(Records about charts and figures)
§
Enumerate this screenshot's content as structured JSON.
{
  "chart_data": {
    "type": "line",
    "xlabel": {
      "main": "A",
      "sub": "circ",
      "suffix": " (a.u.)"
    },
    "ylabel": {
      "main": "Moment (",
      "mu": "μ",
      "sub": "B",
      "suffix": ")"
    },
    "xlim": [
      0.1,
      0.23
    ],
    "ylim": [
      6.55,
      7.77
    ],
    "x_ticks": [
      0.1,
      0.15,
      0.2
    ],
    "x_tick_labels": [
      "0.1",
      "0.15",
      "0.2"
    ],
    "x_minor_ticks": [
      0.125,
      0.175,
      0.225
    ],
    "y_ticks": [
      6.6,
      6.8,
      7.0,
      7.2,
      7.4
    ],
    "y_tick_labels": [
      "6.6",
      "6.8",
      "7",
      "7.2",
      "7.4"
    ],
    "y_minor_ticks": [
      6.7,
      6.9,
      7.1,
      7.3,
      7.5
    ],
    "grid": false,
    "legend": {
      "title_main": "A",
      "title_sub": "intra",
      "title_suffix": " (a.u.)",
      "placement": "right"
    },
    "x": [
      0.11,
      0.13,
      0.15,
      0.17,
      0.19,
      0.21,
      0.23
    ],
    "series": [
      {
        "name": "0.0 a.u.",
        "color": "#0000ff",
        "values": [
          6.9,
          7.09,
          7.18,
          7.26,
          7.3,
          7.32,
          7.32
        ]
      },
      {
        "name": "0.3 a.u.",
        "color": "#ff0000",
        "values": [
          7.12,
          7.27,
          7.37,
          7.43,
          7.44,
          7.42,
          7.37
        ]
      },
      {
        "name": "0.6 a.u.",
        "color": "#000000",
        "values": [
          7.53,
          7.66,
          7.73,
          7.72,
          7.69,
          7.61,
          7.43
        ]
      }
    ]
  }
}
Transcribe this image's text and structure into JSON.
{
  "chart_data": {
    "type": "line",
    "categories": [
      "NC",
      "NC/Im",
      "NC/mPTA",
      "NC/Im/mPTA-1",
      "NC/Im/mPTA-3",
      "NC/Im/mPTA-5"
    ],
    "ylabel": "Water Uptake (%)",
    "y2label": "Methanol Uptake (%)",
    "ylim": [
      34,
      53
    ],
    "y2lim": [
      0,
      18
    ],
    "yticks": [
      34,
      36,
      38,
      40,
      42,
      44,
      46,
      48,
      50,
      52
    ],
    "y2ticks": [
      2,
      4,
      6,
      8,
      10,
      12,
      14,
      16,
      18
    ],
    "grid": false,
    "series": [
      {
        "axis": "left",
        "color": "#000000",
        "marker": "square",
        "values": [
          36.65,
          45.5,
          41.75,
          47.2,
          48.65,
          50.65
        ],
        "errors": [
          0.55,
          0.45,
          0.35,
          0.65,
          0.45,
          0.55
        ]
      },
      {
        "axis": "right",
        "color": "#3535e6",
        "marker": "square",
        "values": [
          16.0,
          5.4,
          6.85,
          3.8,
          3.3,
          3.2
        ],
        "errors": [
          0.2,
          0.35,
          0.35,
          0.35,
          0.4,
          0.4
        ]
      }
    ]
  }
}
§
### Aim of the exercise:
Make an exact copy of the listing, including every line.

### Output below:
Enumerate this screenshot's content as structured JSON.
{
  "chart_data": {
    "type": "line",
    "xlabel": {
      "main": "A",
      "sub": "circ",
      "suffix": " (a.u.)"
    },
    "ylabel": {
      "main": "Moment (",
      "mu": "μ",
      "sub": "B",
      "suffix": ")"
    },
    "xlim": [
      0.1,
      0.23
    ],
    "ylim": [
      6.55,
      7.77
    ],
    "x_ticks": [
      0.1,
      0.15,
      0.2
    ],
    "x_tick_labels": [
      "0.1",
      "0.15",
      "0.2"
    ],
    "x_minor_ticks": [
      0.125,
      0.175,
      0.225
    ],
    "y_ticks": [
      6.6,
      6.8,
      7.0,
      7.2,
      7.4
    ],
    "y_tick_labels": [
      "6.6",
      "6.8",
      "7",
      "7.2",
      "7.4"
    ],
    "y_minor_ticks": [
      6.7,
      6.9,
      7.1,
      7.3,
      7.5
    ],
    "grid": false,
    "legend": {
      "title_main": "A",
      "title_sub": "intra",
      "title_suffix": " (a.u.)",
      "placement": "right"
    },
    "x": [
      0.11,
      0.13,
      0.15,
      0.17,
      0.19,
      0.21,
      0.23
    ],
    "series": [
      {
        "name": "0.0 a.u.",
        "color": "#0000ff",
        "values": [
          6.9,
          7.09,
          7.18,
          7.26,
          7.3,
          7.32,
          7.32
        ]
      },
      {
        "name": "0.3 a.u.",
        "color": "#ff0000",
        "values": [
          7.12,
          7.27,
          7.37,
          7.43,
          7.44,
          7.42,
          7.37
        ]
      },
      {
        "name": "0.6 a.u.",
        "color": "#000000",
        "values": [
          7.53,
          7.66,
          7.73,
          7.72,
          7.69,
          7.61,
          7.43
        ]
      }
    ]
  }
}
Transcribe this image's text and structure into JSON.
{
  "chart_data": {
    "type": "line",
    "categories": [
      "NC",
      "NC/Im",
      "NC/mPTA",
      "NC/Im/mPTA-1",
      "NC/Im/mPTA-3",
      "NC/Im/mPTA-5"
    ],
    "ylabel": "Water Uptake (%)",
    "y2label": "Methanol Uptake (%)",
    "ylim": [
      34,
      53
    ],
    "y2lim": [
      0,
      18
    ],
    "yticks": [
      34,
      36,
      38,
      40,
      42,
      44,
      46,
      48,
      50,
      52
    ],
    "y2ticks": [
      2,
      4,
      6,
      8,
      10,
      12,
      14,
      16,
      18
    ],
    "grid": false,
    "series": [
      {
        "axis": "left",
        "color": "#000000",
        "marker": "square",
        "values": [
          36.65,
          45.5,
          41.75,
          47.2,
          48.65,
          50.65
        ],
        "errors": [
          0.55,
          0.45,
          0.35,
          0.65,
          0.45,
          0.55
        ]
      },
      {
        "axis": "right",
        "color": "#3535e6",
        "marker": "square",
        "values": [
          16.0,
          5.4,
          6.85,
          3.8,
          3.3,
          3.2
        ],
        "errors": [
          0.2,
          0.35,
          0.35,
          0.35,
          0.4,
          0.4
        ]
      }
    ]
  }
}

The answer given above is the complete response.